• **TASK ITEM**
In the passage about agents editing webpages, what has the writer had to do because the agents lack a feedback loop?

• **PASSAGE FOR REVIEW**

Hopefully this makes the agents more useful as they can inspect and see if the change they did actually had the expected result.
I have not tested this very much yet, but it’s one of the pet issues I’ve when having agents do any changes to a webpage. The lack of feedback loop for them means I’ve had to view and explain the result.

• **DATA PROVIDED**
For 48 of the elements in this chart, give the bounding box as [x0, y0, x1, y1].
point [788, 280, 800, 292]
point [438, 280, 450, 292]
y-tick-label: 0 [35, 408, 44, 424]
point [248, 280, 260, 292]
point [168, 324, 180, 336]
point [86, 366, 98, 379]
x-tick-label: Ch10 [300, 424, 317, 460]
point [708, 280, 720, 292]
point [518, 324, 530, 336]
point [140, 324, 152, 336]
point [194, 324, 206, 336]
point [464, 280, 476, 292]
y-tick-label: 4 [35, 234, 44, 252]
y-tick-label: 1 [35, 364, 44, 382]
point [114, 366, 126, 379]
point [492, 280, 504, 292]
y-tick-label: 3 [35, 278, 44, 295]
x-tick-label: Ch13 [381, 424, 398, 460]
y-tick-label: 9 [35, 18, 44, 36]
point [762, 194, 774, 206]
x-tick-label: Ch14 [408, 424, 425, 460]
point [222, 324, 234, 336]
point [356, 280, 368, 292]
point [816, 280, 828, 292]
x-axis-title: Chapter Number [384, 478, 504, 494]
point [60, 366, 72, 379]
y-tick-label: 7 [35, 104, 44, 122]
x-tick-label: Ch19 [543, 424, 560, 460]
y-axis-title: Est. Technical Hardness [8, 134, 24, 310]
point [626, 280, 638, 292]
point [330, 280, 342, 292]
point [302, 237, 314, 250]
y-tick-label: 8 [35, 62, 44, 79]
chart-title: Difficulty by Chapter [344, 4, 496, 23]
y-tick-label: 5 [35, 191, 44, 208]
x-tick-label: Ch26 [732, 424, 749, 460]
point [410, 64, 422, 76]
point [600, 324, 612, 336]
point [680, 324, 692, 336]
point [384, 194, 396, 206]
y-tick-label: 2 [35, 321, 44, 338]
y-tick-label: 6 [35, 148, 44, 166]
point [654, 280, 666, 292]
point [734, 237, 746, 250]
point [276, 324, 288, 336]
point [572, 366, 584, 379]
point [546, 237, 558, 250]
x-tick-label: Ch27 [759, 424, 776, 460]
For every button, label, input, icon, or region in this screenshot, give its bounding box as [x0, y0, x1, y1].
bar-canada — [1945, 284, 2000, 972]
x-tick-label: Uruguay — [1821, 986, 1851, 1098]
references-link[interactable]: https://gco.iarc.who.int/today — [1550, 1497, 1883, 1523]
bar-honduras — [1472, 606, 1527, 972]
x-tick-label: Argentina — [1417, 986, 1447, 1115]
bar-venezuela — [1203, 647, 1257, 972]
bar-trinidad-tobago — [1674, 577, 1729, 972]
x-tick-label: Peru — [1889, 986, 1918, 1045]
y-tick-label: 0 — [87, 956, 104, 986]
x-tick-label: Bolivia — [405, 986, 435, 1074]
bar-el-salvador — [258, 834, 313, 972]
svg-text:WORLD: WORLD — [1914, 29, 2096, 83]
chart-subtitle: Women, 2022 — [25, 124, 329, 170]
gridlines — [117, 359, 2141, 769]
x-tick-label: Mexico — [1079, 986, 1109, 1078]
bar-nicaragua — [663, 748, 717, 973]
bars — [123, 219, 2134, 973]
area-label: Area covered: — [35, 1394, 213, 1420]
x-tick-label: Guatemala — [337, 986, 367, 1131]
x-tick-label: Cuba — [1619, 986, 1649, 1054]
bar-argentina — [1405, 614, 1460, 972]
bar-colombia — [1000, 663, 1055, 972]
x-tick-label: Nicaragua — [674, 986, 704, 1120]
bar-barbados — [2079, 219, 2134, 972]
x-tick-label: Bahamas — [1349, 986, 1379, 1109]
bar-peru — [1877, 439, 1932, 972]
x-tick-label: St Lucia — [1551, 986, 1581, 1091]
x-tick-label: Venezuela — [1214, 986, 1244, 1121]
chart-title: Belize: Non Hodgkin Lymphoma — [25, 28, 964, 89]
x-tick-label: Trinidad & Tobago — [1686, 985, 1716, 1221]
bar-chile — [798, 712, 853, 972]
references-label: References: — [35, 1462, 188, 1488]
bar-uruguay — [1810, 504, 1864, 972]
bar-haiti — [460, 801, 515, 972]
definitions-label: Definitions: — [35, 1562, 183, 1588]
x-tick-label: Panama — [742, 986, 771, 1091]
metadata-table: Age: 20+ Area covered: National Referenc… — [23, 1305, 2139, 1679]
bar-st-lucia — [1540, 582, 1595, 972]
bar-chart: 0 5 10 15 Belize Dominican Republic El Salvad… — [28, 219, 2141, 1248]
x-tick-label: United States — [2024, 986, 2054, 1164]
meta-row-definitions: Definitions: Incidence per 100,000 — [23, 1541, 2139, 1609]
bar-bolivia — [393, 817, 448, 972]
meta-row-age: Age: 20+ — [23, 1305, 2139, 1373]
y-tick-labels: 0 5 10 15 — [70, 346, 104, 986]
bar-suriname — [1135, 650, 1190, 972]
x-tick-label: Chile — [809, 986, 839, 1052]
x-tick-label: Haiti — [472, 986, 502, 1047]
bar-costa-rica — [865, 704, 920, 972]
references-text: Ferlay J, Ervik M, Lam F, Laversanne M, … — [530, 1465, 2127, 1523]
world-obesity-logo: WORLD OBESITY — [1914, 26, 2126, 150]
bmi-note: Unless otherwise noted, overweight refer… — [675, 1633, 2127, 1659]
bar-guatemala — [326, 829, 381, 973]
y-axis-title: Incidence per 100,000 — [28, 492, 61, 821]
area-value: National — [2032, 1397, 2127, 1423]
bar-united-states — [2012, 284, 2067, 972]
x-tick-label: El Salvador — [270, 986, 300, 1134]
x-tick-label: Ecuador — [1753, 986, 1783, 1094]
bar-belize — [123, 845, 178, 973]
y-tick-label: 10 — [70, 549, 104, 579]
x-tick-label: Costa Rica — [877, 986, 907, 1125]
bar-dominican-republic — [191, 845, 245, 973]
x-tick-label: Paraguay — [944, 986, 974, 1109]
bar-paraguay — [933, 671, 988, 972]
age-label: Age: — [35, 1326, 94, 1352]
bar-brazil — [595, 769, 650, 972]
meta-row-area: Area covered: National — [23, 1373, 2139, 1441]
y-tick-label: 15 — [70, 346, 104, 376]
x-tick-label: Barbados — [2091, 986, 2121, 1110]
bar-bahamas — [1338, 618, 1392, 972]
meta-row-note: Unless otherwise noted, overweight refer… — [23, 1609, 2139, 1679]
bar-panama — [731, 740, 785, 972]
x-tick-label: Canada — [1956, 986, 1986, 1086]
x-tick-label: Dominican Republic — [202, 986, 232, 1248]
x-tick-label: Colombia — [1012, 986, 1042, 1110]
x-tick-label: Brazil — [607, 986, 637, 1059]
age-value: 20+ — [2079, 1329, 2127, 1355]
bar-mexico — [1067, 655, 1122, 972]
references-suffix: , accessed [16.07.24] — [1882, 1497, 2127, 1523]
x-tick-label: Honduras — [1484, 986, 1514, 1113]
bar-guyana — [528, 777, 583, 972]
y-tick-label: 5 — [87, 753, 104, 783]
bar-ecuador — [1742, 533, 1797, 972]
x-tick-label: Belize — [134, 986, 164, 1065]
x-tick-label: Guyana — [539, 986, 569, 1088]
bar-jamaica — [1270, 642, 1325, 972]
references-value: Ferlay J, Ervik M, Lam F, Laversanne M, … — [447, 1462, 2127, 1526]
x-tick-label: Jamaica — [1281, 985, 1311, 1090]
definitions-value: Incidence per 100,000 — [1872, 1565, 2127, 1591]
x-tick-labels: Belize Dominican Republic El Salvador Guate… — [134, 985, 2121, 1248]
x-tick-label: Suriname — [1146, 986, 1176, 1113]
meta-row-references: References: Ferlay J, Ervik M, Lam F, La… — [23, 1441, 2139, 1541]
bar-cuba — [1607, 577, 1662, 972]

• **RESPONSE TO THE EXERCISE**
View and explain the result.